%%

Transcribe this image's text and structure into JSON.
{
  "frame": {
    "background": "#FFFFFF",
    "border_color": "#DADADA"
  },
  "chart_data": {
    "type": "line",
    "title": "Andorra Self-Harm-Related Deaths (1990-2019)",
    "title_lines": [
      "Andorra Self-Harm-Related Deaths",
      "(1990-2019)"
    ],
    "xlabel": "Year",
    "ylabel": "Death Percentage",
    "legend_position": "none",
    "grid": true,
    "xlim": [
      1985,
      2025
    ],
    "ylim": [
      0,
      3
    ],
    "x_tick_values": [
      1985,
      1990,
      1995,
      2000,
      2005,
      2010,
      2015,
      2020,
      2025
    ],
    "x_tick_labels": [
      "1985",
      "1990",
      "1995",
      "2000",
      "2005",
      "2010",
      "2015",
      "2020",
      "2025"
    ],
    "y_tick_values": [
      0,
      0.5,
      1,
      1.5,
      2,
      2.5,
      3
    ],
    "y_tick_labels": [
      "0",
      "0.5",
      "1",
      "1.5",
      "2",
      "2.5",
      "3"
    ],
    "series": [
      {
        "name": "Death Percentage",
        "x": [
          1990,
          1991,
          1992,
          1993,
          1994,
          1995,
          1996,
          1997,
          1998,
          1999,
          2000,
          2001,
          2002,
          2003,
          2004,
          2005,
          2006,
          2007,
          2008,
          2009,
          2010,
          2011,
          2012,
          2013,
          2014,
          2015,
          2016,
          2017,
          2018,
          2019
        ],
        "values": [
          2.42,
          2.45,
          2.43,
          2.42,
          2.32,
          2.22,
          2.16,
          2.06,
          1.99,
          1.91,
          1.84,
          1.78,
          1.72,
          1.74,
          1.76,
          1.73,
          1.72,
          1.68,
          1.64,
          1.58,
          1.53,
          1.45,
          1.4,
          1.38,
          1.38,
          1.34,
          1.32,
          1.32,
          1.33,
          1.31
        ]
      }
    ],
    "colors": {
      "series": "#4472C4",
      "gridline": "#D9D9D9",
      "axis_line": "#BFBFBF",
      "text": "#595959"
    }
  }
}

%%

• WRITTEN PROBLEM
Search the data above for the string "Andorra" and copy each line that has it.

• ANSWER FOR THIS EXERCISE
    "title": "Andorra Self-Harm-Related Deaths (1990-2019)",
      "Andorra Self-Harm-Related Deaths",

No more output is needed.